→ Exercise text
▬▬▬▬▬▬▬▬▬▬

The Registrant also anticipates expansion of disclosure in certain other areas of its recent Form 10-K and Form 10-Q filings.

At this time, it is premature to conclude as to the impact, if any, from the resolution of the comments, on the Registrant’s previously filed financial statements and disclosures, or necessary updates to the Form 10-Q for the first and second quarter of 2004, and for the Form 10-K for the fiscal year ended December 31, 2003. Because of the close proximity of the SEC’s review and the deadline for filing the Registrant’s Form 10-Q for the third quarter ended September 30, 2004, the Registrant has filed this Form 12B-25 with the SEC.

(Attach Extra Sheets if Needed)

 


 

PART IV— OTHER INFORMATION

(1)   Name and telephone number of person to contact in regard to this notification
         
Gregory Eisenhauer   770   806-4370

 
 
 
 
 
(Name)   (Area Code)   (Telephone Number)

▬▬▬▬▬▬▬▬▬▬

→ Information given
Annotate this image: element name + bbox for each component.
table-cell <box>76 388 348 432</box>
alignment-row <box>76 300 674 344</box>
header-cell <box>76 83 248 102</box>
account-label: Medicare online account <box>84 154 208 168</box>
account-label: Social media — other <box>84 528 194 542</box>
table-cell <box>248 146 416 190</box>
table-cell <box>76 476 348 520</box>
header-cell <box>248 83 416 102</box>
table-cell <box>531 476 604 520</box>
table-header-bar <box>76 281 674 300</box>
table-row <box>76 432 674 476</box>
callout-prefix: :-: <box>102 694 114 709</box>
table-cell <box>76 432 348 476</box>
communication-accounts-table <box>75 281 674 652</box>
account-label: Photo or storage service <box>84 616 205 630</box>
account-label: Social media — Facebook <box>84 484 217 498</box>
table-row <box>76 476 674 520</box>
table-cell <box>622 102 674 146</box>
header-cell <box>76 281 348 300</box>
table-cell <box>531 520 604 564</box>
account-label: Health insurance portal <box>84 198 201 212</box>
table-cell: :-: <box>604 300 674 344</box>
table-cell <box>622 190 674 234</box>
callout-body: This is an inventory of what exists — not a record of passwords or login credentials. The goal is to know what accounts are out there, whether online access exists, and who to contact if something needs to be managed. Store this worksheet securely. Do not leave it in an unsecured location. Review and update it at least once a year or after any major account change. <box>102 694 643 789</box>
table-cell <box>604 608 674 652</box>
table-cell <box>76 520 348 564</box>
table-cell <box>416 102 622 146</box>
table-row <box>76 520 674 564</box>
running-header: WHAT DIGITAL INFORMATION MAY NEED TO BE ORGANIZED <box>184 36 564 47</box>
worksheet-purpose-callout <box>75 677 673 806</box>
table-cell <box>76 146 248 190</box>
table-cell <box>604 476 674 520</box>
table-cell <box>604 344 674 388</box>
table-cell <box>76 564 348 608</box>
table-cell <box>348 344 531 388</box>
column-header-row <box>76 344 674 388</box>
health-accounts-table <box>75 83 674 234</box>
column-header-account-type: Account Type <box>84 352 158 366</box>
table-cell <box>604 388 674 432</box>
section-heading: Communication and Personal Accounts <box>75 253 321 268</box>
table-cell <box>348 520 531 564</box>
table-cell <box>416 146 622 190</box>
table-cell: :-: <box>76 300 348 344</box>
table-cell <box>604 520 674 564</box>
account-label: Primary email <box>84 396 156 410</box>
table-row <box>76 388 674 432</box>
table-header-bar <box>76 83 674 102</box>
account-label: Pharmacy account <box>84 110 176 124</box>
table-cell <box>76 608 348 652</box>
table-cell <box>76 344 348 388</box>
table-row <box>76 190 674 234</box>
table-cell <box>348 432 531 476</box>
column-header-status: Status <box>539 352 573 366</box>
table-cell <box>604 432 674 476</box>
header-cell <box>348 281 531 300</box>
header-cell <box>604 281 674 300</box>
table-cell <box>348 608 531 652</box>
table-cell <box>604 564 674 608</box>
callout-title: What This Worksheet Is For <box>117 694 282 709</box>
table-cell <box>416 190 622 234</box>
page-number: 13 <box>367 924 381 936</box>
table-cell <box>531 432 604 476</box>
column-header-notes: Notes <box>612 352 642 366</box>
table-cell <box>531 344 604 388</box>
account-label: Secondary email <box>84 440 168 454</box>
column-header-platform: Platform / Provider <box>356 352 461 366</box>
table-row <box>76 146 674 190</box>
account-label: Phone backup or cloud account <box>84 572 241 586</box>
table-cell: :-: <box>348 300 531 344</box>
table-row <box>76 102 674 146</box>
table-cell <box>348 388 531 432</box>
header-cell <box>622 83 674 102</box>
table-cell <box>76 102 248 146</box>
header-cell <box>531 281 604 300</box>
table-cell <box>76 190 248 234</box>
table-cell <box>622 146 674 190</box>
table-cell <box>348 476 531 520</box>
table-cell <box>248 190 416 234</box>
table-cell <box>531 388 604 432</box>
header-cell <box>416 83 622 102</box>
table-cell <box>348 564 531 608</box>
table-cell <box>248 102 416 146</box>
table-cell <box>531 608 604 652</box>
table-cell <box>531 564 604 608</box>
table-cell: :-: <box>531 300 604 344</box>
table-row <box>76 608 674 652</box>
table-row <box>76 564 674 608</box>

▬▬▬▬▬▬▬▬▬▬

→ Task instructions
A: List every SEC form type named in the filing excerpt above.
B: According to the filing excerpt, who is the person to contact about this notification, and at what telephone number?
C: Please translate this sentence from the filing excerpt into Spanish: "The Registrant also anticipates expansion of disclosure in certain other areas of its recent Form 10-K and Form 10-Q filings."

→ Exercise responses
A:
Form 10-K
Form 10-Q
Form 12B-25

B: Gregory Eisenhauer, at (770) 806-4370.

C: El Registrante también prevé una ampliación de la divulgación en ciertas otras áreas de sus recientes presentaciones del Formulario 10-K y del Formulario 10-Q.